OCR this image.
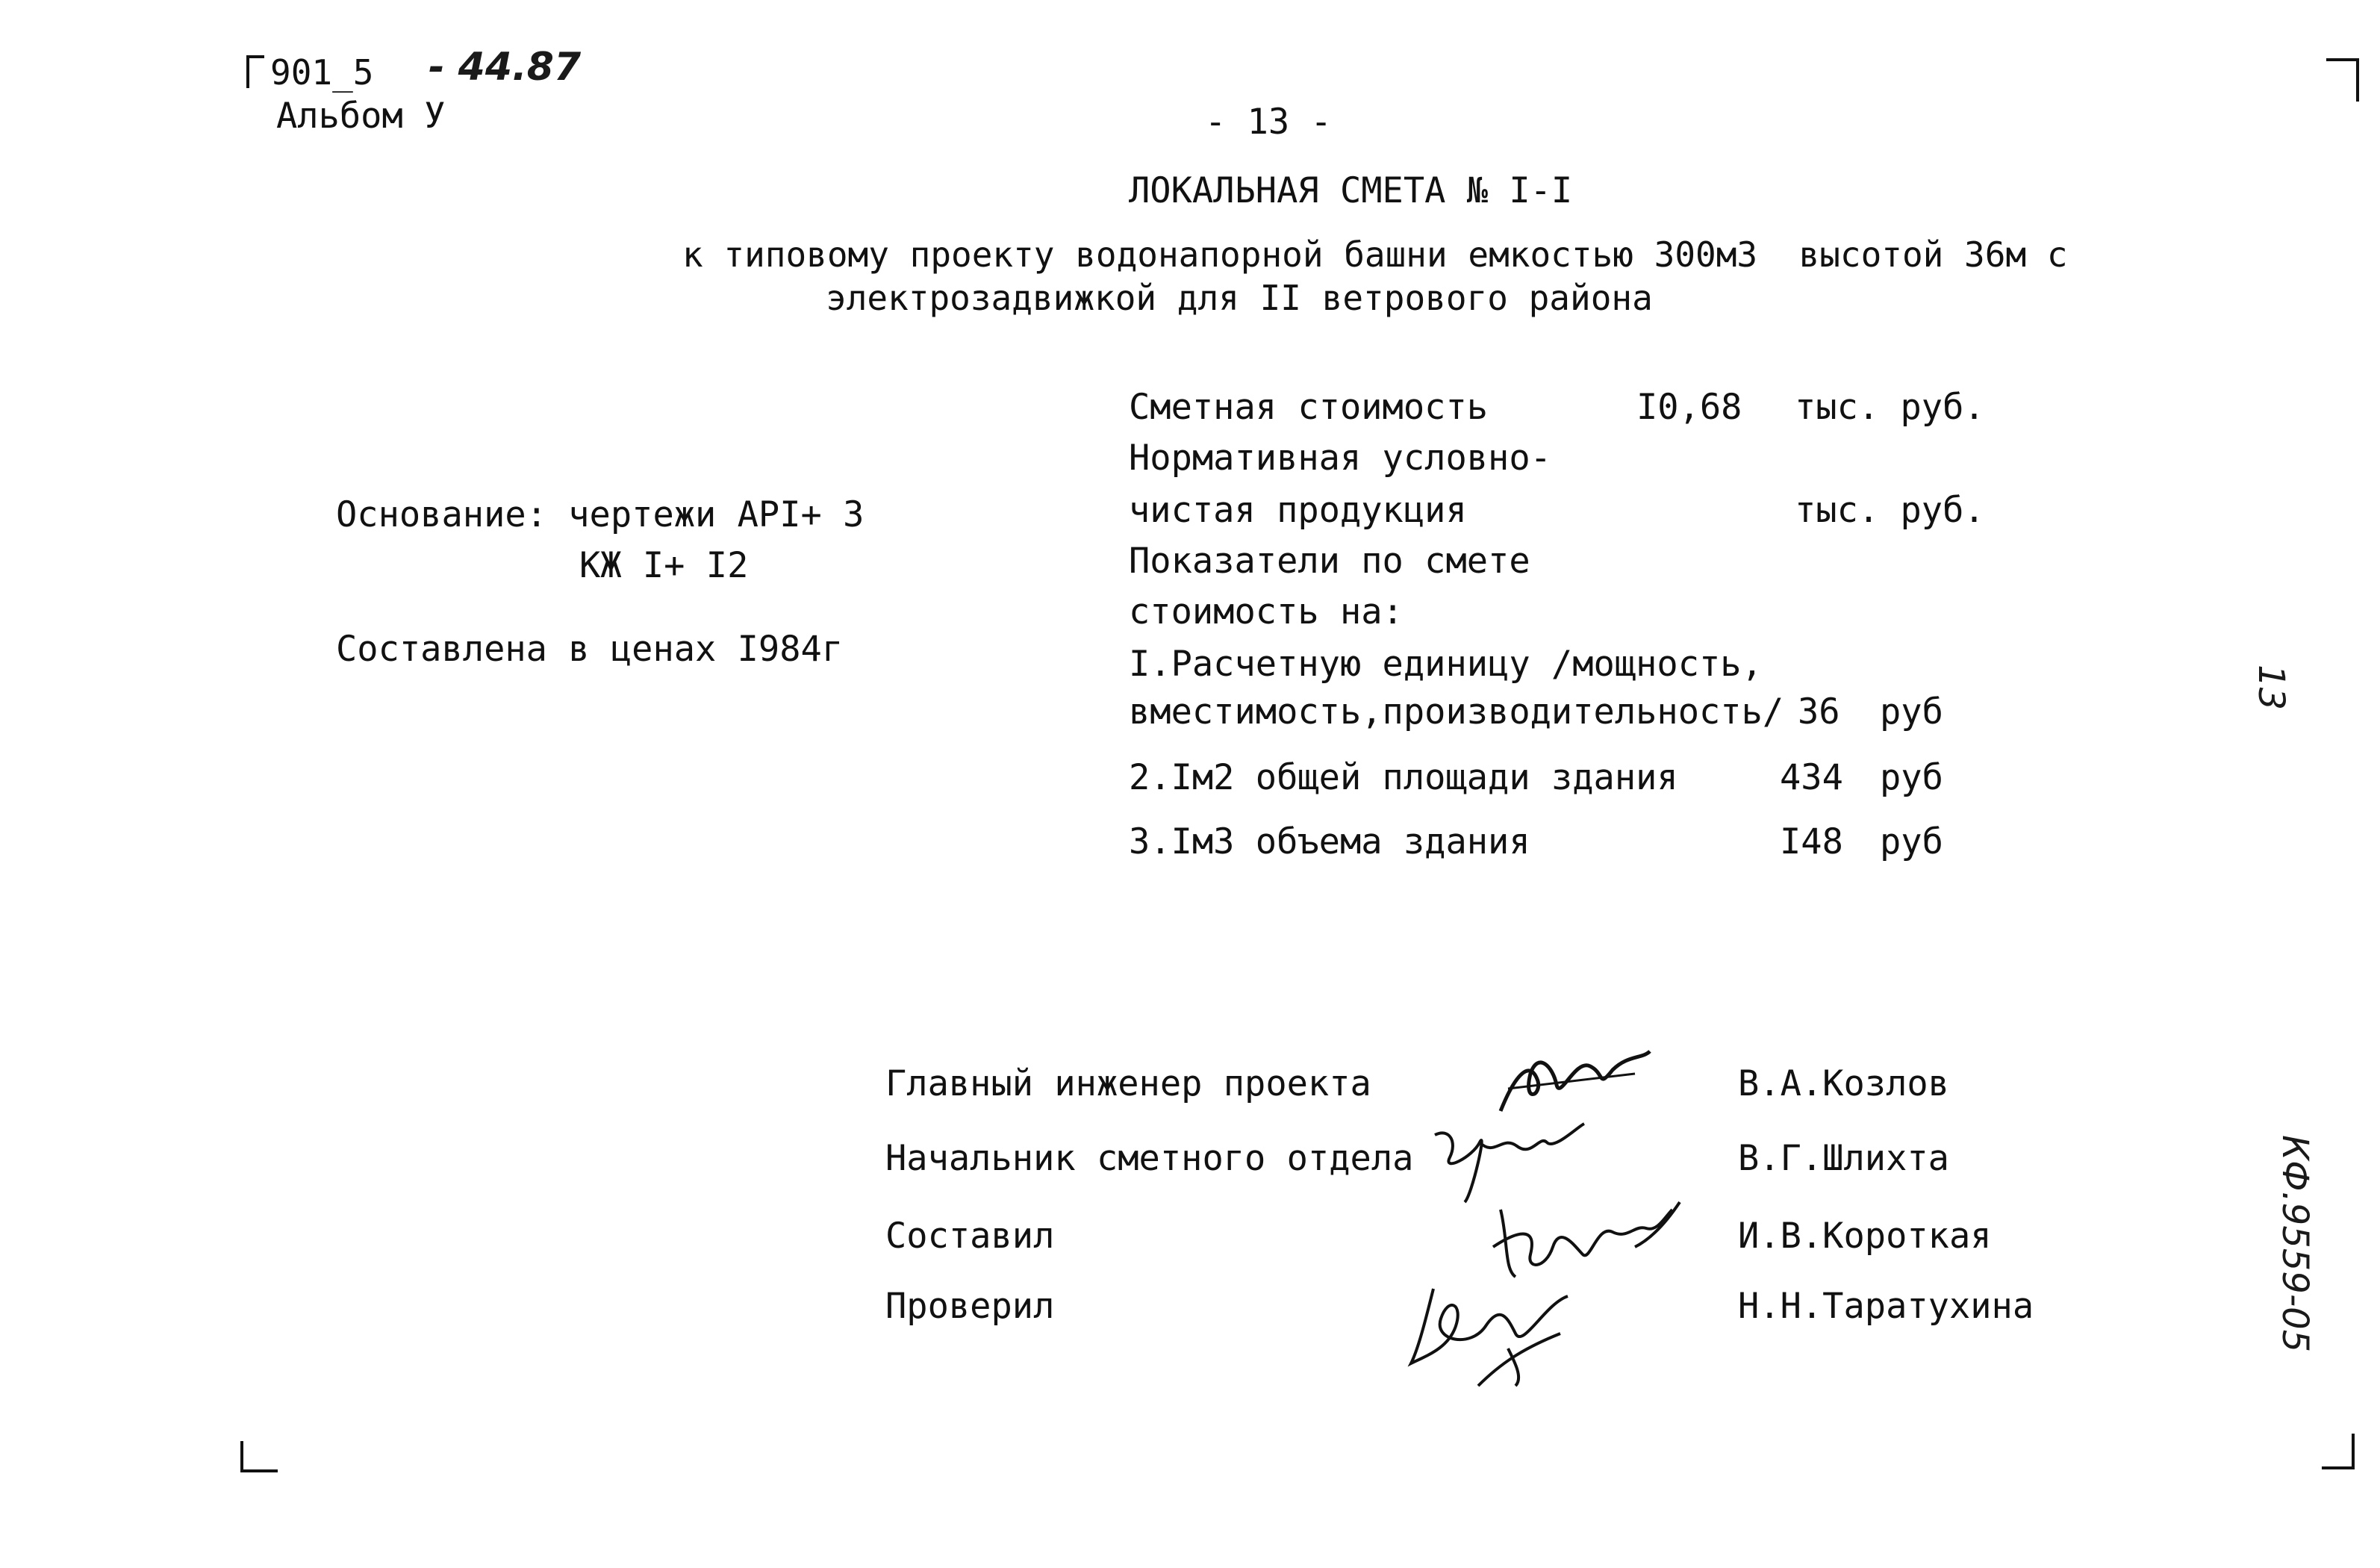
901_5 - 44.87
Альбом У	- 13 -
ЛОКАЛЬНАЯ СМЕТА № I-I
к типовому проекту водонапорной башни емкостью 300м3  высотой 36м с
электрозадвижкой для II ветрового района
Основание: чертежи АРI+ 3
КЖ I+ I2
Составлена в ценах I984г
Сметная стоимость	I0,68 тыс. руб.
Нормативная условно-
чистая продукция	тыс. руб.
Показатели по смете
стоимость на:
I.Расчетную единицу /мощность,
вместимость,производительность/ 36 руб
2.Iм2 общей площади здания	434 руб
3.Iм3 объема здания	I48 руб
Главный инженер проекта	В.А.Козлов
Начальник сметного отдела	В.Г.Шлихта
Составил	И.В.Короткая
Проверил	Н.Н.Таратухина
13
КФ.9559-05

● OBJECTIVE
From the data above, write out everything exactly except the pictures.

● FINAL ANSWER
OCR this image.
901_5 - 44.87
Альбом У	- 13 -
ЛОКАЛЬНАЯ СМЕТА № I-I
к типовому проекту водонапорной башни емкостью 300м3  высотой 36м с
электрозадвижкой для II ветрового района
Основание: чертежи АРI+ 3
КЖ I+ I2
Составлена в ценах I984г
Сметная стоимость	I0,68 тыс. руб.
Нормативная условно-
чистая продукция	тыс. руб.
Показатели по смете
стоимость на:
I.Расчетную единицу /мощность,
вместимость,производительность/ 36 руб
2.Iм2 общей площади здания	434 руб
3.Iм3 объема здания	I48 руб
Главный инженер проекта	В.А.Козлов
Начальник сметного отдела	В.Г.Шлихта
Составил	И.В.Короткая
Проверил	Н.Н.Таратухина
13
КФ.9559-05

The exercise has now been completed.